#### Data for the task
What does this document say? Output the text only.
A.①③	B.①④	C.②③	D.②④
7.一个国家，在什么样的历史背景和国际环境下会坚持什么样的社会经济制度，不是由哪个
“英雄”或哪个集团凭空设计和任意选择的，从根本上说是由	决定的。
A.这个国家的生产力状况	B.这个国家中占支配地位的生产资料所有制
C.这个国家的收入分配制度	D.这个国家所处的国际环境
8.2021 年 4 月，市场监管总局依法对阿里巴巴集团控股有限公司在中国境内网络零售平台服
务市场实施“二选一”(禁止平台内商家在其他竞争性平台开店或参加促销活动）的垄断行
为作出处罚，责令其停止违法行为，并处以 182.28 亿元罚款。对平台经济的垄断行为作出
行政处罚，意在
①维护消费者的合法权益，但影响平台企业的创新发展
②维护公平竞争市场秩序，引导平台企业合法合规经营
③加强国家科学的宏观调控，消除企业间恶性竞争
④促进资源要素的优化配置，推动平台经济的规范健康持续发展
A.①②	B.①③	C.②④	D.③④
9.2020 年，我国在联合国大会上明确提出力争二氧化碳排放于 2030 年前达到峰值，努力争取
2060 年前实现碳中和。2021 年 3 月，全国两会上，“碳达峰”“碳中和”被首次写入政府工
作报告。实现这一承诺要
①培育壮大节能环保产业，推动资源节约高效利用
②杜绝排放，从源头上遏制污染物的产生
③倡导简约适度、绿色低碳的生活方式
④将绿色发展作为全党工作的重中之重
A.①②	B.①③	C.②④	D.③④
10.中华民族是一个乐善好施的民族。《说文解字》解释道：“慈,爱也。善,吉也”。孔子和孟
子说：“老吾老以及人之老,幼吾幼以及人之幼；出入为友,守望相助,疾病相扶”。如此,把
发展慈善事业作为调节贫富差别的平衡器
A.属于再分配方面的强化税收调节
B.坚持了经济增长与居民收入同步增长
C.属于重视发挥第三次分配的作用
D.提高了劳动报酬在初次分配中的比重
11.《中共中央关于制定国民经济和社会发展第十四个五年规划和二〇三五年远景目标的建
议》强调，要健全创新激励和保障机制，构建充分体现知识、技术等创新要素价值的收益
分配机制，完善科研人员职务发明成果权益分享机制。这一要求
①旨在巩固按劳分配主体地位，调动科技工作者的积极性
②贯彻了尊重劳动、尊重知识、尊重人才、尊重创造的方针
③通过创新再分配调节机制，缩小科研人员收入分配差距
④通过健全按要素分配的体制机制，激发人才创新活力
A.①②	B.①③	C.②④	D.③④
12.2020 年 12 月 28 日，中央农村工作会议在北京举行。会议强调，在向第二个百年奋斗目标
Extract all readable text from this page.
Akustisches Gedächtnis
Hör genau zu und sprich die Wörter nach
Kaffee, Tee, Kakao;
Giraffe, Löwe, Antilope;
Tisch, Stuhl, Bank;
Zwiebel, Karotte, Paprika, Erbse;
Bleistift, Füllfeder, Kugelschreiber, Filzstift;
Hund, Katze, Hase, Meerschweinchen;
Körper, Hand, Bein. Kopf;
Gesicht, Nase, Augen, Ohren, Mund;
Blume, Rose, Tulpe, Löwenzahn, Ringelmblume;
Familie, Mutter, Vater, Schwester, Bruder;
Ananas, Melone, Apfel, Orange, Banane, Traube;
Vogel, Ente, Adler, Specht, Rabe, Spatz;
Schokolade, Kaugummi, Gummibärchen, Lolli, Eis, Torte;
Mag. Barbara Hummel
########
**Problem to solve**
Extract every line containing the string "this" from the data above.

**Output of the task**
What does this document say? Output the text only.
Extract all readable text from this page.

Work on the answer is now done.